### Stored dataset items
╔══
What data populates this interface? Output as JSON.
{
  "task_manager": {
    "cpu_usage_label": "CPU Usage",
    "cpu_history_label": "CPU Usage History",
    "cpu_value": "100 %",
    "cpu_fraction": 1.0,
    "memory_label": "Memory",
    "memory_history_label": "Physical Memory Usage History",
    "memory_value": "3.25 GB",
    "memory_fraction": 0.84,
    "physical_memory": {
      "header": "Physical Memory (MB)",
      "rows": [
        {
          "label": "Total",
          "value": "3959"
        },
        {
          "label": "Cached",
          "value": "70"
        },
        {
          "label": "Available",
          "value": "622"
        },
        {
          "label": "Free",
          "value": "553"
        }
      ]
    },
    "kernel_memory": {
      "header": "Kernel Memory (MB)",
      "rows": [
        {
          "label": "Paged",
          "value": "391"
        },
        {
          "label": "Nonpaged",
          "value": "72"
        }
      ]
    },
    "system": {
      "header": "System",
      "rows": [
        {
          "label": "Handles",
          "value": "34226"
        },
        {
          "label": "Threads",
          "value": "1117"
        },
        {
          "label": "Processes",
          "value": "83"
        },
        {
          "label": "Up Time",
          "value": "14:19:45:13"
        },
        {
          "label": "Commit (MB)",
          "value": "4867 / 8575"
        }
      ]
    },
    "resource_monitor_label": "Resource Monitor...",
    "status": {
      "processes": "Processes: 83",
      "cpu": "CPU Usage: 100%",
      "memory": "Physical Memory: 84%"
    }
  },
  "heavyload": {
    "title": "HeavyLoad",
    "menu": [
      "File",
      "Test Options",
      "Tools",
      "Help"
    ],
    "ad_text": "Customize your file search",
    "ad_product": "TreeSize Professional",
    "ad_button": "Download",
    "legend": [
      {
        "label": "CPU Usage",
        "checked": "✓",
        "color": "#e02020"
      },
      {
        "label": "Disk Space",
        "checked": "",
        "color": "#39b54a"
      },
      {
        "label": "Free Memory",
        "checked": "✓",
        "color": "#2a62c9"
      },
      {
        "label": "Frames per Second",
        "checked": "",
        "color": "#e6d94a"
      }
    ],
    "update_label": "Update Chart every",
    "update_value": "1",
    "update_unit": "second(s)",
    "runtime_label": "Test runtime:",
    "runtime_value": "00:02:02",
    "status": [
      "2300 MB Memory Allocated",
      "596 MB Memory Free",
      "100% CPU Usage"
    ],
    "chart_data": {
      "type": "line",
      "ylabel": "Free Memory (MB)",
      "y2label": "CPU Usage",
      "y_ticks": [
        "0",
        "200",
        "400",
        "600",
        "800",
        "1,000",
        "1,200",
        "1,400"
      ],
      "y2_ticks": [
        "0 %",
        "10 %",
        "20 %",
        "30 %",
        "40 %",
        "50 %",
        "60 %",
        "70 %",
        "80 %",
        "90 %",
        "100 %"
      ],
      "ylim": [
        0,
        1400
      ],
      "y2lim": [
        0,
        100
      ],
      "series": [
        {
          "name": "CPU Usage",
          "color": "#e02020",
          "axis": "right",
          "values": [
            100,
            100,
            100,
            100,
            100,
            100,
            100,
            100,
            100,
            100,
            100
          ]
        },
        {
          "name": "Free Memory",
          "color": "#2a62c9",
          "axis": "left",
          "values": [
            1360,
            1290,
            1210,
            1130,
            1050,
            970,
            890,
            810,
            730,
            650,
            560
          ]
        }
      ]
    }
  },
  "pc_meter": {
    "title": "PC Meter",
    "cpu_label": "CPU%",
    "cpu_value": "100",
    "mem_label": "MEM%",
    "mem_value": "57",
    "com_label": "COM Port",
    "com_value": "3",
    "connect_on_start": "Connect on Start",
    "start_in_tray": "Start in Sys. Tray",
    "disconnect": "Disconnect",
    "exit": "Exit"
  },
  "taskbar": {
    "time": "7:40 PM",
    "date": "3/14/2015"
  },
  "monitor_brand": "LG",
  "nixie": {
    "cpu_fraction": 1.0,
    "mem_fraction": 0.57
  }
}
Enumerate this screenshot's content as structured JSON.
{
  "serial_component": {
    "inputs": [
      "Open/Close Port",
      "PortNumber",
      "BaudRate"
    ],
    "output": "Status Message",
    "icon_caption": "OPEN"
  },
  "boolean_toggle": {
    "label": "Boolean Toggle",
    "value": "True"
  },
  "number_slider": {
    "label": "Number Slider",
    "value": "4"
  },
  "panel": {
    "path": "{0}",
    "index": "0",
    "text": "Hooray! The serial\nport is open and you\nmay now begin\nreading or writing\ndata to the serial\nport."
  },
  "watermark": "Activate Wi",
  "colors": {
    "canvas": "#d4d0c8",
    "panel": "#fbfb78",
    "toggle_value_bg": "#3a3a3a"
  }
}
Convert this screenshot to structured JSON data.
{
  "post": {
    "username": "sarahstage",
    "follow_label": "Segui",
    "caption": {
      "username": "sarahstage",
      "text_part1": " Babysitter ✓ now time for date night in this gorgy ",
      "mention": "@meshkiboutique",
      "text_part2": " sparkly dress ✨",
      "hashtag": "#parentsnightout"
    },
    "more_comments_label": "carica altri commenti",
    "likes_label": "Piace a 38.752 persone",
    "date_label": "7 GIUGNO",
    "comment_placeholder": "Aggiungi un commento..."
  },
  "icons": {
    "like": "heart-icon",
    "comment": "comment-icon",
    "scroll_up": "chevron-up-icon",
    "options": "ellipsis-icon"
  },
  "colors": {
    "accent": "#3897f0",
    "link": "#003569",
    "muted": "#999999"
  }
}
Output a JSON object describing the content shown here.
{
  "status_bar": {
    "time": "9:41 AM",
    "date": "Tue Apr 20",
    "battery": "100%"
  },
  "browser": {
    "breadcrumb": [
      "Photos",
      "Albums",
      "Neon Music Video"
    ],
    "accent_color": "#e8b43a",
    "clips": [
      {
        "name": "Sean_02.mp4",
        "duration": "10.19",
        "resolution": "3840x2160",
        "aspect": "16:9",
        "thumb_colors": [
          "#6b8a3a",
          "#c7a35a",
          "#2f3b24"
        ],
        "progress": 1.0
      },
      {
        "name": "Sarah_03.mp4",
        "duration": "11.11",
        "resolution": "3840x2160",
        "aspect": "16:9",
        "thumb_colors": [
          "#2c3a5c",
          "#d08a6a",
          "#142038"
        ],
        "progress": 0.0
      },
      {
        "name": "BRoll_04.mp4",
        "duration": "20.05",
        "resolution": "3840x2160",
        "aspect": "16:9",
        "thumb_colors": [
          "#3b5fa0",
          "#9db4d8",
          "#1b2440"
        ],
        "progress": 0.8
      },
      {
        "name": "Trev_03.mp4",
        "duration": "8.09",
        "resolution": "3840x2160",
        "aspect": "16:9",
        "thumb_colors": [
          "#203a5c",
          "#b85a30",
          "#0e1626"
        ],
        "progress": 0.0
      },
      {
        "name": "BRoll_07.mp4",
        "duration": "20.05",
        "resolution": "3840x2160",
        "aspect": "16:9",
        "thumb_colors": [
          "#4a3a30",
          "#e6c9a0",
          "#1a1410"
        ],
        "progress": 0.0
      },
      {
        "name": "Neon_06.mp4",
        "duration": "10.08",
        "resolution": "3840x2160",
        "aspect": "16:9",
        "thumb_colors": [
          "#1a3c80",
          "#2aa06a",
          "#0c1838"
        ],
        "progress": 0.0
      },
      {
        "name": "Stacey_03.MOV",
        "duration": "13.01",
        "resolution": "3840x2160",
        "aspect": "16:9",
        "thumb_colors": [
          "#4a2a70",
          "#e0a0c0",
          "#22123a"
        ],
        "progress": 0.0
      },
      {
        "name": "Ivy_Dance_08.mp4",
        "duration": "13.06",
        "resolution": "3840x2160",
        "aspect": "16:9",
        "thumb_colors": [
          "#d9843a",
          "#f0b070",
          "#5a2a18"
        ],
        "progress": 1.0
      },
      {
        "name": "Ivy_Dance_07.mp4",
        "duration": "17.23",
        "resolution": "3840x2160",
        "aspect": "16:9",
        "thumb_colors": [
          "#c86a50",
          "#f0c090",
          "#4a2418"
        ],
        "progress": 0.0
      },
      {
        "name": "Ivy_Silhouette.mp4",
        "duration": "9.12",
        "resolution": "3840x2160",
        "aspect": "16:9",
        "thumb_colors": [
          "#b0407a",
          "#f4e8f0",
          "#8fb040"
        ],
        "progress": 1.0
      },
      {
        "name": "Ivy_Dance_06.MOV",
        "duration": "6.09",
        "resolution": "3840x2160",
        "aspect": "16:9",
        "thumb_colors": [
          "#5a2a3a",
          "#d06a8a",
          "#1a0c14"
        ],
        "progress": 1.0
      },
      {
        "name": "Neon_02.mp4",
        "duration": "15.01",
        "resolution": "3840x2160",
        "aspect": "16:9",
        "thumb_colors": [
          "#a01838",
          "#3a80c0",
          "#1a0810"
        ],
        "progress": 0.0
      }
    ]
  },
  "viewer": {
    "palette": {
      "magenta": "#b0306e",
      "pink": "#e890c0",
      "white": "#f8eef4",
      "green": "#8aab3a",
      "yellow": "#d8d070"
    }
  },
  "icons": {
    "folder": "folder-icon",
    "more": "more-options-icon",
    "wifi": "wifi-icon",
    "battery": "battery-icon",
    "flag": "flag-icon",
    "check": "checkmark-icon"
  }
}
╚══
State how many lines of the data include the word "Start", with nothing else.

### Solution for this problem
2